#### MATERIAL FOR THE TASK
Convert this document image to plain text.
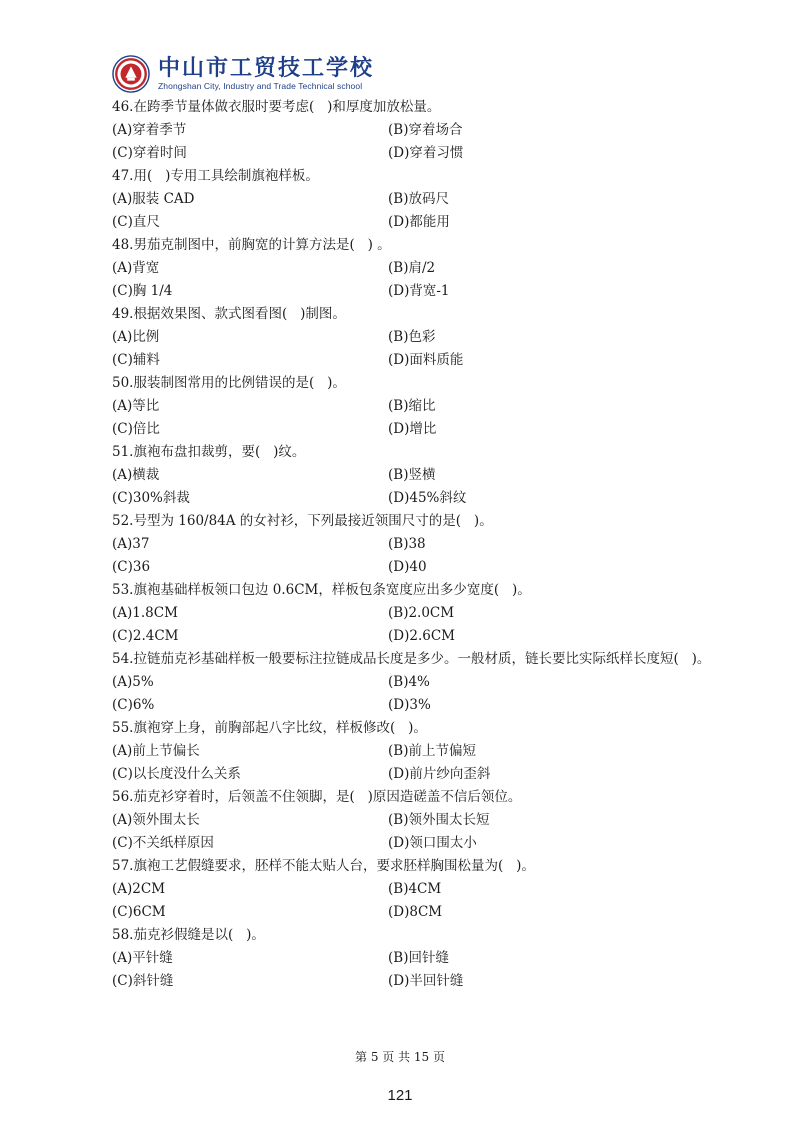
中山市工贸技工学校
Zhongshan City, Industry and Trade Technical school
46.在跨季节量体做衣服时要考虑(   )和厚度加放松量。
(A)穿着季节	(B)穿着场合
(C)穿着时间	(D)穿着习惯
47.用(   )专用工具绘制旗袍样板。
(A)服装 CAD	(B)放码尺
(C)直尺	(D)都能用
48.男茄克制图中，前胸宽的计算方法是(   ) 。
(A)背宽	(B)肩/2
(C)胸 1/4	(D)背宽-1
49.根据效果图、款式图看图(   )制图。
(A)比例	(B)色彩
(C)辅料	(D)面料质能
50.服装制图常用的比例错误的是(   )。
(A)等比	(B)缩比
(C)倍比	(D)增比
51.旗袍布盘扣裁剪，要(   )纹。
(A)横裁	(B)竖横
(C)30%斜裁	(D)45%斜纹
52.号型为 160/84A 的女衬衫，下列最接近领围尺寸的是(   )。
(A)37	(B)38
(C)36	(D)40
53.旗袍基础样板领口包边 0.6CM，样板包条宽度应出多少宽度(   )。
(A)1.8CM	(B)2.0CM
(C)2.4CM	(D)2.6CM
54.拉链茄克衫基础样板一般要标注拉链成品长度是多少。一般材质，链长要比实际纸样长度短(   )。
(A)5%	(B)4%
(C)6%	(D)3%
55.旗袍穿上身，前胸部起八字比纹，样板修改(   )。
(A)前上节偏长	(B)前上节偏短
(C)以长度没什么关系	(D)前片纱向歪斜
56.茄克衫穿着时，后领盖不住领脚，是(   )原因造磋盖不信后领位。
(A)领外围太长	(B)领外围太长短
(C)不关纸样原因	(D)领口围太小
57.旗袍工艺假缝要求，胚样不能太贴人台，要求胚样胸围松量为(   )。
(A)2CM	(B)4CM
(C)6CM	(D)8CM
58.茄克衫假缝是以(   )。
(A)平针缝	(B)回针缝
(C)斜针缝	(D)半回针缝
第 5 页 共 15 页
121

==

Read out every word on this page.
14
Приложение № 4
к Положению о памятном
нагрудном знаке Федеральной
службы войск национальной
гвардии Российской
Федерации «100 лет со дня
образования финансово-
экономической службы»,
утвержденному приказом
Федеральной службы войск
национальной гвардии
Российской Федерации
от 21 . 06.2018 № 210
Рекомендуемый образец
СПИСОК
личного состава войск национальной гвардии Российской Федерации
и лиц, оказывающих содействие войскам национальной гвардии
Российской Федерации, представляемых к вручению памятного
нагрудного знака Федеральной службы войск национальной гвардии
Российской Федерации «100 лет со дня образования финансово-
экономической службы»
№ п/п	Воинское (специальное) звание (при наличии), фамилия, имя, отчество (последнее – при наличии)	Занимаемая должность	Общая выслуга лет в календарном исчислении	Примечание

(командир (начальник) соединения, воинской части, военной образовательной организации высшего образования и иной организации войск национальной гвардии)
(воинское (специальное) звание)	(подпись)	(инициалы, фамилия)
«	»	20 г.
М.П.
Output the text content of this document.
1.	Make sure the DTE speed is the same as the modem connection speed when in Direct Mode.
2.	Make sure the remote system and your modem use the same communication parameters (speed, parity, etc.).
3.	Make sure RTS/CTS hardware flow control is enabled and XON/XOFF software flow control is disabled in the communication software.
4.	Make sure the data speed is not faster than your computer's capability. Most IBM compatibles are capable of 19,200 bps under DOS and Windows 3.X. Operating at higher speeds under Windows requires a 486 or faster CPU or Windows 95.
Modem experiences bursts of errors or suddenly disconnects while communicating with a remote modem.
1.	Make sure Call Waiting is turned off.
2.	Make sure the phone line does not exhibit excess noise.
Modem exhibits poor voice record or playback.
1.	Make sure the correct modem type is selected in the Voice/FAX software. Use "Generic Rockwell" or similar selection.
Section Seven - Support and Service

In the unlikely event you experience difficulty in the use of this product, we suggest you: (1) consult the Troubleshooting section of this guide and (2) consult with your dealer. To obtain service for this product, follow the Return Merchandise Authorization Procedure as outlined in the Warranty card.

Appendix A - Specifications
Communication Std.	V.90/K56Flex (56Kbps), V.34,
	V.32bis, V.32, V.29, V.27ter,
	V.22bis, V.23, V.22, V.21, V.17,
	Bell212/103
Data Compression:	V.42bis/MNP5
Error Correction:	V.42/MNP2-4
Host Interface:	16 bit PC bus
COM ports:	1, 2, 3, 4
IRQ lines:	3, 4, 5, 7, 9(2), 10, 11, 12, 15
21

#### WORK REQUIRED
What is the number of lines in the listing that include the word "Make"? Give that number and nothing else.

#### EXERCISE ANSWER
7